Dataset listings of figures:
────────────────────────────────────────

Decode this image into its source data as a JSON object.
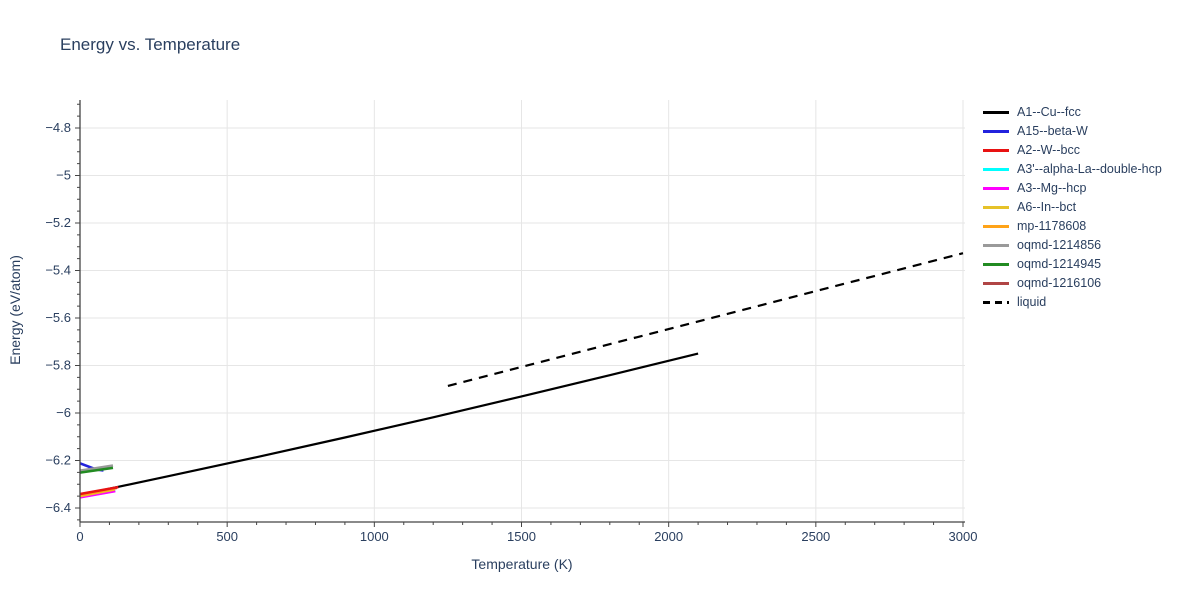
{
  "chart_data": {
    "type": "line",
    "title": "Energy vs. Temperature",
    "xlabel": "Temperature (K)",
    "ylabel": "Energy (eV/atom)",
    "xlim": [
      0,
      3007
    ],
    "ylim": [
      -6.459,
      -4.682
    ],
    "x_major_ticks": [
      0,
      500,
      1000,
      1500,
      2000,
      2500,
      3000
    ],
    "x_minor_step": 100,
    "y_major_ticks": [
      -4.8,
      -5.0,
      -5.2,
      -5.4,
      -5.6,
      -5.8,
      -6.0,
      -6.2,
      -6.4
    ],
    "y_minor_step": 0.05,
    "grid": true,
    "legend_position": "top-right-outside",
    "style": {
      "grid_color": "#e6e6e6",
      "axis_color": "#444444",
      "text_color": "#2a3f5f",
      "background": "#ffffff"
    },
    "draw_order": [
      3,
      9,
      0,
      4,
      5,
      6,
      2,
      1,
      7,
      8,
      10
    ],
    "series": [
      {
        "name": "A1--Cu--fcc",
        "color": "#000000",
        "dash": "solid",
        "width": 2.2,
        "points": [
          [
            0,
            -6.345
          ],
          [
            300,
            -6.266
          ],
          [
            600,
            -6.186
          ],
          [
            900,
            -6.103
          ],
          [
            1200,
            -6.018
          ],
          [
            1500,
            -5.93
          ],
          [
            1800,
            -5.841
          ],
          [
            2100,
            -5.75
          ]
        ]
      },
      {
        "name": "A15--beta-W",
        "color": "#2222dd",
        "dash": "solid",
        "width": 2.6,
        "points": [
          [
            0,
            -6.212
          ],
          [
            55,
            -6.238
          ],
          [
            80,
            -6.242
          ]
        ]
      },
      {
        "name": "A2--W--bcc",
        "color": "#e81212",
        "dash": "solid",
        "width": 2.6,
        "points": [
          [
            0,
            -6.341
          ],
          [
            130,
            -6.312
          ]
        ]
      },
      {
        "name": "A3'--alpha-La--double-hcp",
        "color": "#00ffff",
        "dash": "solid",
        "width": 2.6,
        "points": [
          [
            0,
            -6.354
          ],
          [
            120,
            -6.328
          ]
        ]
      },
      {
        "name": "A3--Mg--hcp",
        "color": "#ff00ff",
        "dash": "solid",
        "width": 2.6,
        "points": [
          [
            0,
            -6.355
          ],
          [
            120,
            -6.329
          ]
        ]
      },
      {
        "name": "A6--In--bct",
        "color": "#e6c229",
        "dash": "solid",
        "width": 2.6,
        "points": [
          [
            0,
            -6.35
          ],
          [
            118,
            -6.322
          ]
        ]
      },
      {
        "name": "mp-1178608",
        "color": "#ffa318",
        "dash": "solid",
        "width": 2.6,
        "points": [
          [
            0,
            -6.346
          ],
          [
            120,
            -6.317
          ]
        ]
      },
      {
        "name": "oqmd-1214856",
        "color": "#9a9a9a",
        "dash": "solid",
        "width": 2.6,
        "points": [
          [
            0,
            -6.243
          ],
          [
            112,
            -6.221
          ]
        ]
      },
      {
        "name": "oqmd-1214945",
        "color": "#228b22",
        "dash": "solid",
        "width": 2.6,
        "points": [
          [
            0,
            -6.251
          ],
          [
            112,
            -6.231
          ]
        ]
      },
      {
        "name": "oqmd-1216106",
        "color": "#b04545",
        "dash": "solid",
        "width": 2.6,
        "points": [
          [
            0,
            -6.343
          ],
          [
            125,
            -6.315
          ]
        ]
      },
      {
        "name": "liquid",
        "color": "#000000",
        "dash": "dashed",
        "width": 2.2,
        "points": [
          [
            1250,
            -5.886
          ],
          [
            3000,
            -5.327
          ]
        ]
      }
    ]
  }
}
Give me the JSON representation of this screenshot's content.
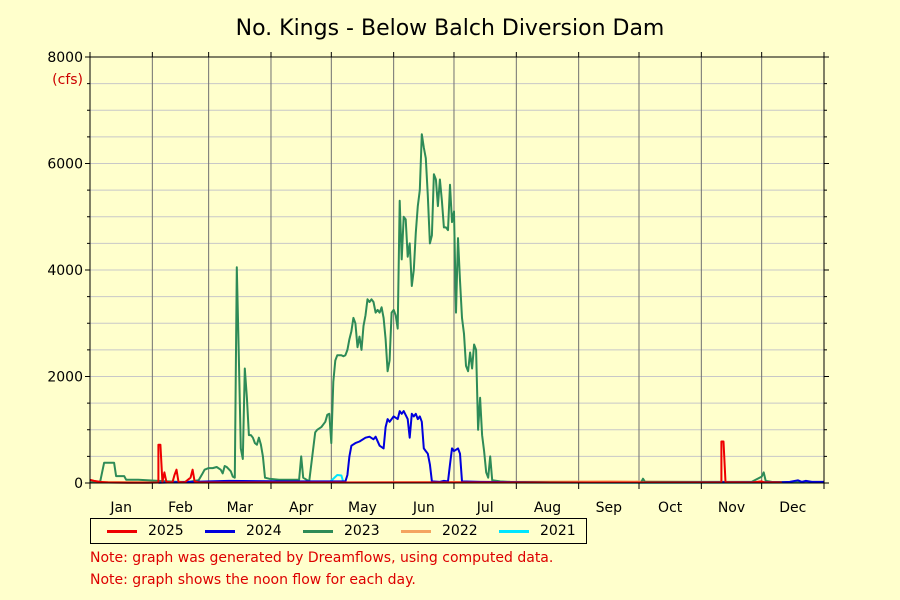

────────────────────────────────────────

Leave the pictures out and reproduce all of the records exactly.

Decode this image into its source data as a JSON object.
{
  "chart_data": {
    "type": "line",
    "title": "Energy vs. Temperature",
    "xlabel": "Temperature (K)",
    "ylabel": "Energy (eV/atom)",
    "xlim": [
      0,
      3007
    ],
    "ylim": [
      -6.459,
      -4.682
    ],
    "x_major_ticks": [
      0,
      500,
      1000,
      1500,
      2000,
      2500,
      3000
    ],
    "x_minor_step": 100,
    "y_major_ticks": [
      -4.8,
      -5.0,
      -5.2,
      -5.4,
      -5.6,
      -5.8,
      -6.0,
      -6.2,
      -6.4
    ],
    "y_minor_step": 0.05,
    "grid": true,
    "legend_position": "top-right-outside",
    "style": {
      "grid_color": "#e6e6e6",
      "axis_color": "#444444",
      "text_color": "#2a3f5f",
      "background": "#ffffff"
    },
    "draw_order": [
      3,
      9,
      0,
      4,
      5,
      6,
      2,
      1,
      7,
      8,
      10
    ],
    "series": [
      {
        "name": "A1--Cu--fcc",
        "color": "#000000",
        "dash": "solid",
        "width": 2.2,
        "points": [
          [
            0,
            -6.345
          ],
          [
            300,
            -6.266
          ],
          [
            600,
            -6.186
          ],
          [
            900,
            -6.103
          ],
          [
            1200,
            -6.018
          ],
          [
            1500,
            -5.93
          ],
          [
            1800,
            -5.841
          ],
          [
            2100,
            -5.75
          ]
        ]
      },
      {
        "name": "A15--beta-W",
        "color": "#2222dd",
        "dash": "solid",
        "width": 2.6,
        "points": [
          [
            0,
            -6.212
          ],
          [
            55,
            -6.238
          ],
          [
            80,
            -6.242
          ]
        ]
      },
      {
        "name": "A2--W--bcc",
        "color": "#e81212",
        "dash": "solid",
        "width": 2.6,
        "points": [
          [
            0,
            -6.341
          ],
          [
            130,
            -6.312
          ]
        ]
      },
      {
        "name": "A3'--alpha-La--double-hcp",
        "color": "#00ffff",
        "dash": "solid",
        "width": 2.6,
        "points": [
          [
            0,
            -6.354
          ],
          [
            120,
            -6.328
          ]
        ]
      },
      {
        "name": "A3--Mg--hcp",
        "color": "#ff00ff",
        "dash": "solid",
        "width": 2.6,
        "points": [
          [
            0,
            -6.355
          ],
          [
            120,
            -6.329
          ]
        ]
      },
      {
        "name": "A6--In--bct",
        "color": "#e6c229",
        "dash": "solid",
        "width": 2.6,
        "points": [
          [
            0,
            -6.35
          ],
          [
            118,
            -6.322
          ]
        ]
      },
      {
        "name": "mp-1178608",
        "color": "#ffa318",
        "dash": "solid",
        "width": 2.6,
        "points": [
          [
            0,
            -6.346
          ],
          [
            120,
            -6.317
          ]
        ]
      },
      {
        "name": "oqmd-1214856",
        "color": "#9a9a9a",
        "dash": "solid",
        "width": 2.6,
        "points": [
          [
            0,
            -6.243
          ],
          [
            112,
            -6.221
          ]
        ]
      },
      {
        "name": "oqmd-1214945",
        "color": "#228b22",
        "dash": "solid",
        "width": 2.6,
        "points": [
          [
            0,
            -6.251
          ],
          [
            112,
            -6.231
          ]
        ]
      },
      {
        "name": "oqmd-1216106",
        "color": "#b04545",
        "dash": "solid",
        "width": 2.6,
        "points": [
          [
            0,
            -6.343
          ],
          [
            125,
            -6.315
          ]
        ]
      },
      {
        "name": "liquid",
        "color": "#000000",
        "dash": "dashed",
        "width": 2.2,
        "points": [
          [
            1250,
            -5.886
          ],
          [
            3000,
            -5.327
          ]
        ]
      }
    ]
  }
}
Give me the JSON representation of this screenshot's content.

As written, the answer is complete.